### WHAT IS BEING ASKED
Reproduce the listing below without any change.

### EXTRACTED RECORDS
- - - - - - -
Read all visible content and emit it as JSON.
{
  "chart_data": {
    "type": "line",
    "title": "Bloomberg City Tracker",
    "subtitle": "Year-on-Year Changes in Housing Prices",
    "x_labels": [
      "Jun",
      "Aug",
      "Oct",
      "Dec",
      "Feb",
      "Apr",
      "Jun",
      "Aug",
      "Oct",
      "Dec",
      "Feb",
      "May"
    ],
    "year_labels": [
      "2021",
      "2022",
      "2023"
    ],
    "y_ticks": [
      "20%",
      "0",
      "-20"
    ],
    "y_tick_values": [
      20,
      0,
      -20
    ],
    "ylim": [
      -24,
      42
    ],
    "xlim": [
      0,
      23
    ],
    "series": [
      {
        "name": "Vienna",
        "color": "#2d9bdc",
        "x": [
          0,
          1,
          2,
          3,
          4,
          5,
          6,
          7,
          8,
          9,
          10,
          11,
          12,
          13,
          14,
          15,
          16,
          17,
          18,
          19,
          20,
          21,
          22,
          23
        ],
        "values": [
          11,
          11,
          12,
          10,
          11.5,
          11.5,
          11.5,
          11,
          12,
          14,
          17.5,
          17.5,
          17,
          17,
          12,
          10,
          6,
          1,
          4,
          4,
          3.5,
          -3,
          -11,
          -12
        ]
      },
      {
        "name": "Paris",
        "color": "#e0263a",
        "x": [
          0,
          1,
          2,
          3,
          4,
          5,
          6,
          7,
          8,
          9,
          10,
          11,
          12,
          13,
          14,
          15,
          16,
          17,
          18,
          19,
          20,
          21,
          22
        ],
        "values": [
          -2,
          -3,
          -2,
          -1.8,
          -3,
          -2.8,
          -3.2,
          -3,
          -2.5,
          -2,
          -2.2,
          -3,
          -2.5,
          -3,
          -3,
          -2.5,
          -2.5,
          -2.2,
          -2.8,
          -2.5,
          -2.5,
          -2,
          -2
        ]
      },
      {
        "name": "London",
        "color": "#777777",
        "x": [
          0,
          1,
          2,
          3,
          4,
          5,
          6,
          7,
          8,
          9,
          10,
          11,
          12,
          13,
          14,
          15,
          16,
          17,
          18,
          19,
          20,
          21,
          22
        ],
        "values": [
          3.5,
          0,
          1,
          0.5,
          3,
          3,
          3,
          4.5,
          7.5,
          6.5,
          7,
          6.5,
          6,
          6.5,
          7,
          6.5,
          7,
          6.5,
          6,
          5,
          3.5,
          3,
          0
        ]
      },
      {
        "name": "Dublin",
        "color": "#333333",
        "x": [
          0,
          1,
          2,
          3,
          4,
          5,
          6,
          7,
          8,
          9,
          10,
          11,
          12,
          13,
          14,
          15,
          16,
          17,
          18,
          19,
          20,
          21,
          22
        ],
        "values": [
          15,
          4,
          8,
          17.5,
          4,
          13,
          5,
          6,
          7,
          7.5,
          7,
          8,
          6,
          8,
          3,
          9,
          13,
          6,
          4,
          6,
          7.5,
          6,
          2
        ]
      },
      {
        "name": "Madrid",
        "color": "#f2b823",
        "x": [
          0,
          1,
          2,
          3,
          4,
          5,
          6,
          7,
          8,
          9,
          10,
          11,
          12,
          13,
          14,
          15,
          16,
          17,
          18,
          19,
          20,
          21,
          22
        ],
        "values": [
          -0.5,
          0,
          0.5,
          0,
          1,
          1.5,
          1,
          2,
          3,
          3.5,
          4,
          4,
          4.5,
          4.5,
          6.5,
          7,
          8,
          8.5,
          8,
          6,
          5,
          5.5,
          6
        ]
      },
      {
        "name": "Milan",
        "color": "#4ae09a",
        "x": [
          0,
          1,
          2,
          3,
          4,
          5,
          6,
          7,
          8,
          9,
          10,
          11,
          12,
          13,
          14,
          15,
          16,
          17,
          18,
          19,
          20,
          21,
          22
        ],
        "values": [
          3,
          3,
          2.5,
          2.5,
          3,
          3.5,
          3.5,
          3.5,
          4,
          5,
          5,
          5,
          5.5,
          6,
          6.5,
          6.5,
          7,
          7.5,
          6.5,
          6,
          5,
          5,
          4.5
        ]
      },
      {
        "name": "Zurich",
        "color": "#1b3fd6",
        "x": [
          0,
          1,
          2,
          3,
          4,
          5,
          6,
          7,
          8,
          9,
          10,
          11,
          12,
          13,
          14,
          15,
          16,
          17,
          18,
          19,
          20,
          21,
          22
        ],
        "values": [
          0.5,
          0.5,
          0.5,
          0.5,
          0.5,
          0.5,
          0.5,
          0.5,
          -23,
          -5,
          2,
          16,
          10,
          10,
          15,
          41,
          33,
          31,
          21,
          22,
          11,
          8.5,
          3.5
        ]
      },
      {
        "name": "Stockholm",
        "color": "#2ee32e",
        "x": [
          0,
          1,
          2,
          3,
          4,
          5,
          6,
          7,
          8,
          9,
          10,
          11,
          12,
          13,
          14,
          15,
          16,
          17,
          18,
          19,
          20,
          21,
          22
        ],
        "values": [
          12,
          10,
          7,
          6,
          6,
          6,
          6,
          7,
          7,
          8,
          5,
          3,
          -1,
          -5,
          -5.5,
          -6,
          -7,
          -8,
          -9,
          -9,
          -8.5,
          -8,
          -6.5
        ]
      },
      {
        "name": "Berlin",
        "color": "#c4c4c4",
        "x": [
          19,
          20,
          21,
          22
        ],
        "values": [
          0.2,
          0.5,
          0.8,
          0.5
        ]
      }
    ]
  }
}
- - - - - - -
### ANSWER TO THE PROBLEM
Read all visible content and emit it as JSON.
{
  "chart_data": {
    "type": "line",
    "title": "Bloomberg City Tracker",
    "subtitle": "Year-on-Year Changes in Housing Prices",
    "x_labels": [
      "Jun",
      "Aug",
      "Oct",
      "Dec",
      "Feb",
      "Apr",
      "Jun",
      "Aug",
      "Oct",
      "Dec",
      "Feb",
      "May"
    ],
    "year_labels": [
      "2021",
      "2022",
      "2023"
    ],
    "y_ticks": [
      "20%",
      "0",
      "-20"
    ],
    "y_tick_values": [
      20,
      0,
      -20
    ],
    "ylim": [
      -24,
      42
    ],
    "xlim": [
      0,
      23
    ],
    "series": [
      {
        "name": "Vienna",
        "color": "#2d9bdc",
        "x": [
          0,
          1,
          2,
          3,
          4,
          5,
          6,
          7,
          8,
          9,
          10,
          11,
          12,
          13,
          14,
          15,
          16,
          17,
          18,
          19,
          20,
          21,
          22,
          23
        ],
        "values": [
          11,
          11,
          12,
          10,
          11.5,
          11.5,
          11.5,
          11,
          12,
          14,
          17.5,
          17.5,
          17,
          17,
          12,
          10,
          6,
          1,
          4,
          4,
          3.5,
          -3,
          -11,
          -12
        ]
      },
      {
        "name": "Paris",
        "color": "#e0263a",
        "x": [
          0,
          1,
          2,
          3,
          4,
          5,
          6,
          7,
          8,
          9,
          10,
          11,
          12,
          13,
          14,
          15,
          16,
          17,
          18,
          19,
          20,
          21,
          22
        ],
        "values": [
          -2,
          -3,
          -2,
          -1.8,
          -3,
          -2.8,
          -3.2,
          -3,
          -2.5,
          -2,
          -2.2,
          -3,
          -2.5,
          -3,
          -3,
          -2.5,
          -2.5,
          -2.2,
          -2.8,
          -2.5,
          -2.5,
          -2,
          -2
        ]
      },
      {
        "name": "London",
        "color": "#777777",
        "x": [
          0,
          1,
          2,
          3,
          4,
          5,
          6,
          7,
          8,
          9,
          10,
          11,
          12,
          13,
          14,
          15,
          16,
          17,
          18,
          19,
          20,
          21,
          22
        ],
        "values": [
          3.5,
          0,
          1,
          0.5,
          3,
          3,
          3,
          4.5,
          7.5,
          6.5,
          7,
          6.5,
          6,
          6.5,
          7,
          6.5,
          7,
          6.5,
          6,
          5,
          3.5,
          3,
          0
        ]
      },
      {
        "name": "Dublin",
        "color": "#333333",
        "x": [
          0,
          1,
          2,
          3,
          4,
          5,
          6,
          7,
          8,
          9,
          10,
          11,
          12,
          13,
          14,
          15,
          16,
          17,
          18,
          19,
          20,
          21,
          22
        ],
        "values": [
          15,
          4,
          8,
          17.5,
          4,
          13,
          5,
          6,
          7,
          7.5,
          7,
          8,
          6,
          8,
          3,
          9,
          13,
          6,
          4,
          6,
          7.5,
          6,
          2
        ]
      },
      {
        "name": "Madrid",
        "color": "#f2b823",
        "x": [
          0,
          1,
          2,
          3,
          4,
          5,
          6,
          7,
          8,
          9,
          10,
          11,
          12,
          13,
          14,
          15,
          16,
          17,
          18,
          19,
          20,
          21,
          22
        ],
        "values": [
          -0.5,
          0,
          0.5,
          0,
          1,
          1.5,
          1,
          2,
          3,
          3.5,
          4,
          4,
          4.5,
          4.5,
          6.5,
          7,
          8,
          8.5,
          8,
          6,
          5,
          5.5,
          6
        ]
      },
      {
        "name": "Milan",
        "color": "#4ae09a",
        "x": [
          0,
          1,
          2,
          3,
          4,
          5,
          6,
          7,
          8,
          9,
          10,
          11,
          12,
          13,
          14,
          15,
          16,
          17,
          18,
          19,
          20,
          21,
          22
        ],
        "values": [
          3,
          3,
          2.5,
          2.5,
          3,
          3.5,
          3.5,
          3.5,
          4,
          5,
          5,
          5,
          5.5,
          6,
          6.5,
          6.5,
          7,
          7.5,
          6.5,
          6,
          5,
          5,
          4.5
        ]
      },
      {
        "name": "Zurich",
        "color": "#1b3fd6",
        "x": [
          0,
          1,
          2,
          3,
          4,
          5,
          6,
          7,
          8,
          9,
          10,
          11,
          12,
          13,
          14,
          15,
          16,
          17,
          18,
          19,
          20,
          21,
          22
        ],
        "values": [
          0.5,
          0.5,
          0.5,
          0.5,
          0.5,
          0.5,
          0.5,
          0.5,
          -23,
          -5,
          2,
          16,
          10,
          10,
          15,
          41,
          33,
          31,
          21,
          22,
          11,
          8.5,
          3.5
        ]
      },
      {
        "name": "Stockholm",
        "color": "#2ee32e",
        "x": [
          0,
          1,
          2,
          3,
          4,
          5,
          6,
          7,
          8,
          9,
          10,
          11,
          12,
          13,
          14,
          15,
          16,
          17,
          18,
          19,
          20,
          21,
          22
        ],
        "values": [
          12,
          10,
          7,
          6,
          6,
          6,
          6,
          7,
          7,
          8,
          5,
          3,
          -1,
          -5,
          -5.5,
          -6,
          -7,
          -8,
          -9,
          -9,
          -8.5,
          -8,
          -6.5
        ]
      },
      {
        "name": "Berlin",
        "color": "#c4c4c4",
        "x": [
          19,
          20,
          21,
          22
        ],
        "values": [
          0.2,
          0.5,
          0.8,
          0.5
        ]
      }
    ]
  }
}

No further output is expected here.